◆ Stated task: Transcribe the records below exactly, leaving out any pictures.
----- Material provided -----
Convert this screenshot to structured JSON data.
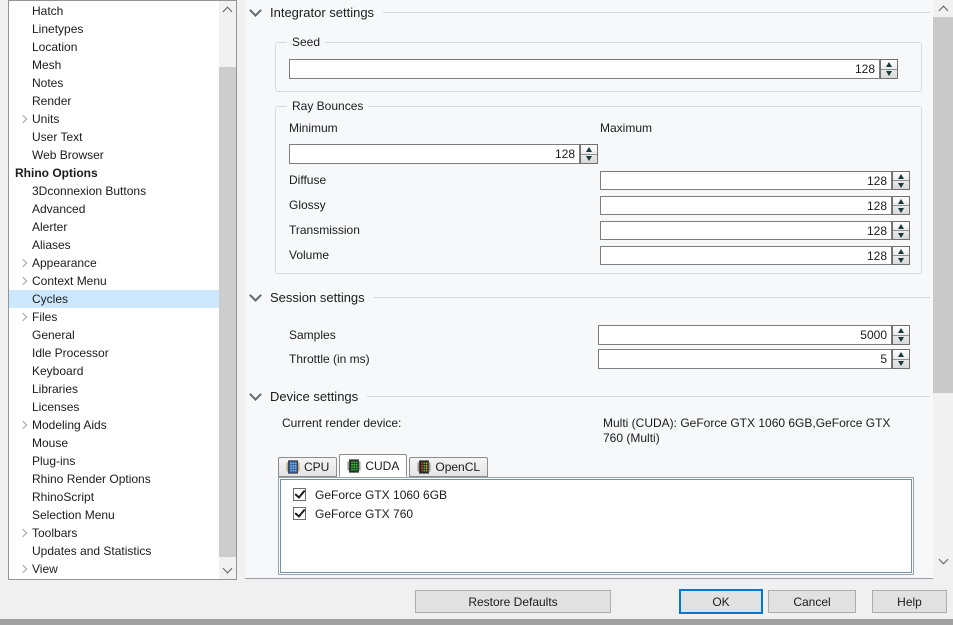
{
  "sidebar": {
    "items": [
      {
        "label": "Hatch"
      },
      {
        "label": "Linetypes"
      },
      {
        "label": "Location"
      },
      {
        "label": "Mesh"
      },
      {
        "label": "Notes"
      },
      {
        "label": "Render"
      },
      {
        "label": "Units",
        "expandable": true
      },
      {
        "label": "User Text"
      },
      {
        "label": "Web Browser"
      },
      {
        "label": "Rhino Options",
        "bold": true
      },
      {
        "label": "3Dconnexion Buttons"
      },
      {
        "label": "Advanced"
      },
      {
        "label": "Alerter"
      },
      {
        "label": "Aliases"
      },
      {
        "label": "Appearance",
        "expandable": true
      },
      {
        "label": "Context Menu",
        "expandable": true
      },
      {
        "label": "Cycles",
        "selected": true
      },
      {
        "label": "Files",
        "expandable": true
      },
      {
        "label": "General"
      },
      {
        "label": "Idle Processor"
      },
      {
        "label": "Keyboard"
      },
      {
        "label": "Libraries"
      },
      {
        "label": "Licenses"
      },
      {
        "label": "Modeling Aids",
        "expandable": true
      },
      {
        "label": "Mouse"
      },
      {
        "label": "Plug-ins"
      },
      {
        "label": "Rhino Render Options"
      },
      {
        "label": "RhinoScript"
      },
      {
        "label": "Selection Menu"
      },
      {
        "label": "Toolbars",
        "expandable": true
      },
      {
        "label": "Updates and Statistics"
      },
      {
        "label": "View",
        "expandable": true
      }
    ]
  },
  "integrator": {
    "title": "Integrator settings",
    "seed": {
      "legend": "Seed",
      "value": "128"
    },
    "ray": {
      "legend": "Ray Bounces",
      "min_label": "Minimum",
      "max_label": "Maximum",
      "min_value": "128",
      "rows": [
        {
          "label": "Diffuse",
          "value": "128"
        },
        {
          "label": "Glossy",
          "value": "128"
        },
        {
          "label": "Transmission",
          "value": "128"
        },
        {
          "label": "Volume",
          "value": "128"
        }
      ]
    }
  },
  "session": {
    "title": "Session settings",
    "rows": [
      {
        "label": "Samples",
        "value": "5000"
      },
      {
        "label": "Throttle (in ms)",
        "value": "5"
      }
    ]
  },
  "device": {
    "title": "Device settings",
    "current_label": "Current render device:",
    "current_value": "Multi (CUDA): GeForce GTX 1060 6GB,GeForce GTX 760 (Multi)",
    "tabs": [
      {
        "label": "CPU",
        "icon": "cpu-chip-icon",
        "active": false
      },
      {
        "label": "CUDA",
        "icon": "cuda-chip-icon",
        "active": true
      },
      {
        "label": "OpenCL",
        "icon": "opencl-chip-icon",
        "active": false
      }
    ],
    "devices": [
      {
        "label": "GeForce GTX 1060 6GB",
        "checked": true
      },
      {
        "label": "GeForce GTX 760",
        "checked": true
      }
    ]
  },
  "footer": {
    "restore_label": "Restore Defaults",
    "ok_label": "OK",
    "cancel_label": "Cancel",
    "help_label": "Help"
  },
  "icons": {
    "section_header": "chevron-down-icon",
    "tree_expander": "chevron-right-icon",
    "scroll_up": "chevron-up-icon",
    "scroll_down": "chevron-down-icon",
    "spinner_up": "triangle-up-icon",
    "spinner_down": "triangle-down-icon",
    "checked_item": "checkbox-checked-icon"
  },
  "colors": {
    "accent": "#0078d7",
    "selection": "#cce8ff",
    "spinner_arrow": "#173a3a"
  }
}
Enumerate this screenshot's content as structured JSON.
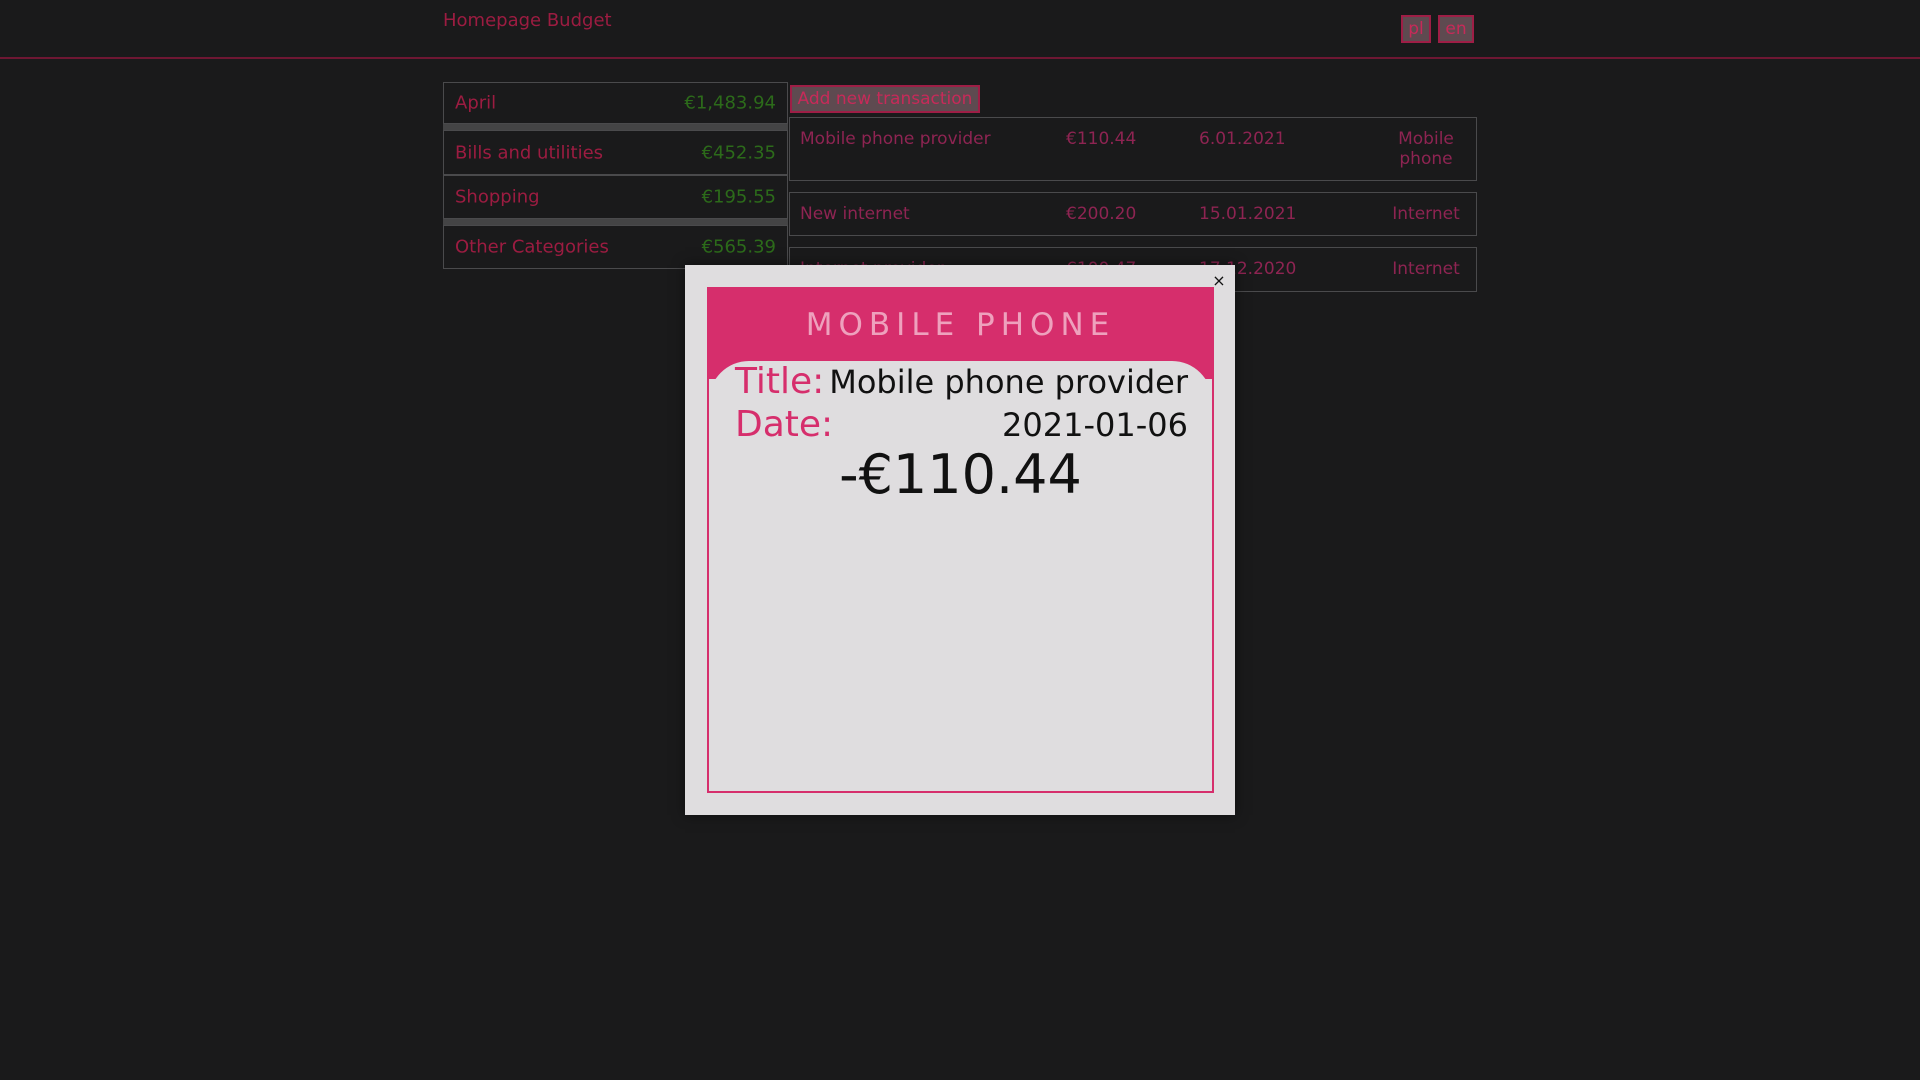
{
  "header": {
    "app_title": "Homepage Budget",
    "languages": [
      "pl",
      "en"
    ]
  },
  "categories": [
    {
      "name": "April",
      "amount": "€1,483.94"
    },
    {
      "name": "Bills and utilities",
      "amount": "€452.35"
    },
    {
      "name": "Shopping",
      "amount": "€195.55"
    },
    {
      "name": "Other Categories",
      "amount": "€565.39"
    }
  ],
  "actions": {
    "add_transaction_label": "Add new transaction"
  },
  "transactions": [
    {
      "title": "Mobile phone provider",
      "amount": "€110.44",
      "date": "6.01.2021",
      "category": "Mobile phone"
    },
    {
      "title": "New internet",
      "amount": "€200.20",
      "date": "15.01.2021",
      "category": "Internet"
    },
    {
      "title": "Internet provider",
      "amount": "€100.47",
      "date": "17.12.2020",
      "category": "Internet"
    }
  ],
  "modal": {
    "close_glyph": "×",
    "heading": "MOBILE PHONE",
    "title_label": "Title:",
    "title_value": "Mobile phone provider",
    "date_label": "Date:",
    "date_value": "2021-01-06",
    "amount": "-€110.44"
  },
  "colors": {
    "accent": "#d62e6c",
    "income_green": "#2c6b1a",
    "background": "#1a1a1b"
  }
}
-----
◆ Output for this exercise:
Convert this screenshot to structured JSON data.
{
  "sidebar": {
    "items": [
      {
        "label": "Hatch"
      },
      {
        "label": "Linetypes"
      },
      {
        "label": "Location"
      },
      {
        "label": "Mesh"
      },
      {
        "label": "Notes"
      },
      {
        "label": "Render"
      },
      {
        "label": "Units",
        "expandable": true
      },
      {
        "label": "User Text"
      },
      {
        "label": "Web Browser"
      },
      {
        "label": "Rhino Options",
        "bold": true
      },
      {
        "label": "3Dconnexion Buttons"
      },
      {
        "label": "Advanced"
      },
      {
        "label": "Alerter"
      },
      {
        "label": "Aliases"
      },
      {
        "label": "Appearance",
        "expandable": true
      },
      {
        "label": "Context Menu",
        "expandable": true
      },
      {
        "label": "Cycles",
        "selected": true
      },
      {
        "label": "Files",
        "expandable": true
      },
      {
        "label": "General"
      },
      {
        "label": "Idle Processor"
      },
      {
        "label": "Keyboard"
      },
      {
        "label": "Libraries"
      },
      {
        "label": "Licenses"
      },
      {
        "label": "Modeling Aids",
        "expandable": true
      },
      {
        "label": "Mouse"
      },
      {
        "label": "Plug-ins"
      },
      {
        "label": "Rhino Render Options"
      },
      {
        "label": "RhinoScript"
      },
      {
        "label": "Selection Menu"
      },
      {
        "label": "Toolbars",
        "expandable": true
      },
      {
        "label": "Updates and Statistics"
      },
      {
        "label": "View",
        "expandable": true
      }
    ]
  },
  "integrator": {
    "title": "Integrator settings",
    "seed": {
      "legend": "Seed",
      "value": "128"
    },
    "ray": {
      "legend": "Ray Bounces",
      "min_label": "Minimum",
      "max_label": "Maximum",
      "min_value": "128",
      "rows": [
        {
          "label": "Diffuse",
          "value": "128"
        },
        {
          "label": "Glossy",
          "value": "128"
        },
        {
          "label": "Transmission",
          "value": "128"
        },
        {
          "label": "Volume",
          "value": "128"
        }
      ]
    }
  },
  "session": {
    "title": "Session settings",
    "rows": [
      {
        "label": "Samples",
        "value": "5000"
      },
      {
        "label": "Throttle (in ms)",
        "value": "5"
      }
    ]
  },
  "device": {
    "title": "Device settings",
    "current_label": "Current render device:",
    "current_value": "Multi (CUDA): GeForce GTX 1060 6GB,GeForce GTX 760 (Multi)",
    "tabs": [
      {
        "label": "CPU",
        "icon": "cpu-chip-icon",
        "active": false
      },
      {
        "label": "CUDA",
        "icon": "cuda-chip-icon",
        "active": true
      },
      {
        "label": "OpenCL",
        "icon": "opencl-chip-icon",
        "active": false
      }
    ],
    "devices": [
      {
        "label": "GeForce GTX 1060 6GB",
        "checked": true
      },
      {
        "label": "GeForce GTX 760",
        "checked": true
      }
    ]
  },
  "footer": {
    "restore_label": "Restore Defaults",
    "ok_label": "OK",
    "cancel_label": "Cancel",
    "help_label": "Help"
  },
  "icons": {
    "section_header": "chevron-down-icon",
    "tree_expander": "chevron-right-icon",
    "scroll_up": "chevron-up-icon",
    "scroll_down": "chevron-down-icon",
    "spinner_up": "triangle-up-icon",
    "spinner_down": "triangle-down-icon",
    "checked_item": "checkbox-checked-icon"
  },
  "colors": {
    "accent": "#0078d7",
    "selection": "#cce8ff",
    "spinner_arrow": "#173a3a"
  }
}
Enumerate this screenshot's content as structured JSON.
{
  "header": {
    "app_title": "Homepage Budget",
    "languages": [
      "pl",
      "en"
    ]
  },
  "categories": [
    {
      "name": "April",
      "amount": "€1,483.94"
    },
    {
      "name": "Bills and utilities",
      "amount": "€452.35"
    },
    {
      "name": "Shopping",
      "amount": "€195.55"
    },
    {
      "name": "Other Categories",
      "amount": "€565.39"
    }
  ],
  "actions": {
    "add_transaction_label": "Add new transaction"
  },
  "transactions": [
    {
      "title": "Mobile phone provider",
      "amount": "€110.44",
      "date": "6.01.2021",
      "category": "Mobile phone"
    },
    {
      "title": "New internet",
      "amount": "€200.20",
      "date": "15.01.2021",
      "category": "Internet"
    },
    {
      "title": "Internet provider",
      "amount": "€100.47",
      "date": "17.12.2020",
      "category": "Internet"
    }
  ],
  "modal": {
    "close_glyph": "×",
    "heading": "MOBILE PHONE",
    "title_label": "Title:",
    "title_value": "Mobile phone provider",
    "date_label": "Date:",
    "date_value": "2021-01-06",
    "amount": "-€110.44"
  },
  "colors": {
    "accent": "#d62e6c",
    "income_green": "#2c6b1a",
    "background": "#1a1a1b"
  }
}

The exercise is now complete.